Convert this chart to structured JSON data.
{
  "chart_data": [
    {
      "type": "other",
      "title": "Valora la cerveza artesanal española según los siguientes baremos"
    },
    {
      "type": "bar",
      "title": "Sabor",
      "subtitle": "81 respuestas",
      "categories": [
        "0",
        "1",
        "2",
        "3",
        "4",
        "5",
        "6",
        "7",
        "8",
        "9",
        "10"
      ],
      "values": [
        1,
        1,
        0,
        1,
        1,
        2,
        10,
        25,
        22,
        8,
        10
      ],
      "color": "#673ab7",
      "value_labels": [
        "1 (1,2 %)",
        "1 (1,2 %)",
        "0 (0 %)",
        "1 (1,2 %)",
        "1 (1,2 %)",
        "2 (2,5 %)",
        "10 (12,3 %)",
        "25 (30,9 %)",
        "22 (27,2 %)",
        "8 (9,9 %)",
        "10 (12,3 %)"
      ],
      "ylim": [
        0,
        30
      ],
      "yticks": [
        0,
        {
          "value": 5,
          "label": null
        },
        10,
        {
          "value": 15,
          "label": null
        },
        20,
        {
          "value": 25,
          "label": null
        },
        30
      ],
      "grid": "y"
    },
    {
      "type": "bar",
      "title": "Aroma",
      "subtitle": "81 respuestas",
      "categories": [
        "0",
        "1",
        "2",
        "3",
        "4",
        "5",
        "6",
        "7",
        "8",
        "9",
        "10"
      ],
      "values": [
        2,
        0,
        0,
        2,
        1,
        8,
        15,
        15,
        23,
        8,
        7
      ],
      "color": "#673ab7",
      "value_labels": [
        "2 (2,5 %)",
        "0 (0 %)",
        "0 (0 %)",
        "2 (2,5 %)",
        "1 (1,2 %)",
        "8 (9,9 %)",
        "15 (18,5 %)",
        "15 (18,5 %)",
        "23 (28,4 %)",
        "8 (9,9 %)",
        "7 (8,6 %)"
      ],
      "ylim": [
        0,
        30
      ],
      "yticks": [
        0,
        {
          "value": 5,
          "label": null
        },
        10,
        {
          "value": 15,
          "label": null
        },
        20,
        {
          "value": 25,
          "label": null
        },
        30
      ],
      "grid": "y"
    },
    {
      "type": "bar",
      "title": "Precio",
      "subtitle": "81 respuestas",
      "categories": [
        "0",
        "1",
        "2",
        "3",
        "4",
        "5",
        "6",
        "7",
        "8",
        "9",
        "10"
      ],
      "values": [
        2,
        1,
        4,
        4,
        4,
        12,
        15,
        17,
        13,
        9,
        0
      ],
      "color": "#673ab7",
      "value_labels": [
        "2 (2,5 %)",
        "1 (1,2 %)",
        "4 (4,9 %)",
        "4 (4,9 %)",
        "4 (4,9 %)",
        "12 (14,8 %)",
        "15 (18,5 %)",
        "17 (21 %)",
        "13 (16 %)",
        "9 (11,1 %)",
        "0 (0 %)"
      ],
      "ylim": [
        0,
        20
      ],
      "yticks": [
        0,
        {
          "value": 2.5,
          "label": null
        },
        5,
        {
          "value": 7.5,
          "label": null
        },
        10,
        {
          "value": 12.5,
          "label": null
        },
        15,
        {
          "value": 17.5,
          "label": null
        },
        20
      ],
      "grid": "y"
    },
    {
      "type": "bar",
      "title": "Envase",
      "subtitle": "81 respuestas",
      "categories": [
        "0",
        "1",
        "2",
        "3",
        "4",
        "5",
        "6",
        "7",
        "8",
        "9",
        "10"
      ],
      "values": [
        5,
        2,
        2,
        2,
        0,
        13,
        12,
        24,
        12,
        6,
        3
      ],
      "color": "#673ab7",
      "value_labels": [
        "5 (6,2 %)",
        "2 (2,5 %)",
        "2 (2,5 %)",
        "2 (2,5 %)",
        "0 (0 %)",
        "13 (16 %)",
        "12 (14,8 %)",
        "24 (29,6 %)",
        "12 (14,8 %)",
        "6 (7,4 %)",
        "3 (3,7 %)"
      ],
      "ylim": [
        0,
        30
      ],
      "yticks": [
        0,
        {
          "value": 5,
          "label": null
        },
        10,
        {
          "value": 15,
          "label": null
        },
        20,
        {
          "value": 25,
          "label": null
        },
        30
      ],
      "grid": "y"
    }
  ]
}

• • • •

Write out all the lines again, exactly as they are.

_REPLY_
Convert this chart to structured JSON data.
{
  "chart_data": [
    {
      "type": "other",
      "title": "Valora la cerveza artesanal española según los siguientes baremos"
    },
    {
      "type": "bar",
      "title": "Sabor",
      "subtitle": "81 respuestas",
      "categories": [
        "0",
        "1",
        "2",
        "3",
        "4",
        "5",
        "6",
        "7",
        "8",
        "9",
        "10"
      ],
      "values": [
        1,
        1,
        0,
        1,
        1,
        2,
        10,
        25,
        22,
        8,
        10
      ],
      "color": "#673ab7",
      "value_labels": [
        "1 (1,2 %)",
        "1 (1,2 %)",
        "0 (0 %)",
        "1 (1,2 %)",
        "1 (1,2 %)",
        "2 (2,5 %)",
        "10 (12,3 %)",
        "25 (30,9 %)",
        "22 (27,2 %)",
        "8 (9,9 %)",
        "10 (12,3 %)"
      ],
      "ylim": [
        0,
        30
      ],
      "yticks": [
        0,
        {
          "value": 5,
          "label": null
        },
        10,
        {
          "value": 15,
          "label": null
        },
        20,
        {
          "value": 25,
          "label": null
        },
        30
      ],
      "grid": "y"
    },
    {
      "type": "bar",
      "title": "Aroma",
      "subtitle": "81 respuestas",
      "categories": [
        "0",
        "1",
        "2",
        "3",
        "4",
        "5",
        "6",
        "7",
        "8",
        "9",
        "10"
      ],
      "values": [
        2,
        0,
        0,
        2,
        1,
        8,
        15,
        15,
        23,
        8,
        7
      ],
      "color": "#673ab7",
      "value_labels": [
        "2 (2,5 %)",
        "0 (0 %)",
        "0 (0 %)",
        "2 (2,5 %)",
        "1 (1,2 %)",
        "8 (9,9 %)",
        "15 (18,5 %)",
        "15 (18,5 %)",
        "23 (28,4 %)",
        "8 (9,9 %)",
        "7 (8,6 %)"
      ],
      "ylim": [
        0,
        30
      ],
      "yticks": [
        0,
        {
          "value": 5,
          "label": null
        },
        10,
        {
          "value": 15,
          "label": null
        },
        20,
        {
          "value": 25,
          "label": null
        },
        30
      ],
      "grid": "y"
    },
    {
      "type": "bar",
      "title": "Precio",
      "subtitle": "81 respuestas",
      "categories": [
        "0",
        "1",
        "2",
        "3",
        "4",
        "5",
        "6",
        "7",
        "8",
        "9",
        "10"
      ],
      "values": [
        2,
        1,
        4,
        4,
        4,
        12,
        15,
        17,
        13,
        9,
        0
      ],
      "color": "#673ab7",
      "value_labels": [
        "2 (2,5 %)",
        "1 (1,2 %)",
        "4 (4,9 %)",
        "4 (4,9 %)",
        "4 (4,9 %)",
        "12 (14,8 %)",
        "15 (18,5 %)",
        "17 (21 %)",
        "13 (16 %)",
        "9 (11,1 %)",
        "0 (0 %)"
      ],
      "ylim": [
        0,
        20
      ],
      "yticks": [
        0,
        {
          "value": 2.5,
          "label": null
        },
        5,
        {
          "value": 7.5,
          "label": null
        },
        10,
        {
          "value": 12.5,
          "label": null
        },
        15,
        {
          "value": 17.5,
          "label": null
        },
        20
      ],
      "grid": "y"
    },
    {
      "type": "bar",
      "title": "Envase",
      "subtitle": "81 respuestas",
      "categories": [
        "0",
        "1",
        "2",
        "3",
        "4",
        "5",
        "6",
        "7",
        "8",
        "9",
        "10"
      ],
      "values": [
        5,
        2,
        2,
        2,
        0,
        13,
        12,
        24,
        12,
        6,
        3
      ],
      "color": "#673ab7",
      "value_labels": [
        "5 (6,2 %)",
        "2 (2,5 %)",
        "2 (2,5 %)",
        "2 (2,5 %)",
        "0 (0 %)",
        "13 (16 %)",
        "12 (14,8 %)",
        "24 (29,6 %)",
        "12 (14,8 %)",
        "6 (7,4 %)",
        "3 (3,7 %)"
      ],
      "ylim": [
        0,
        30
      ],
      "yticks": [
        0,
        {
          "value": 5,
          "label": null
        },
        10,
        {
          "value": 15,
          "label": null
        },
        20,
        {
          "value": 25,
          "label": null
        },
        30
      ],
      "grid": "y"
    }
  ]
}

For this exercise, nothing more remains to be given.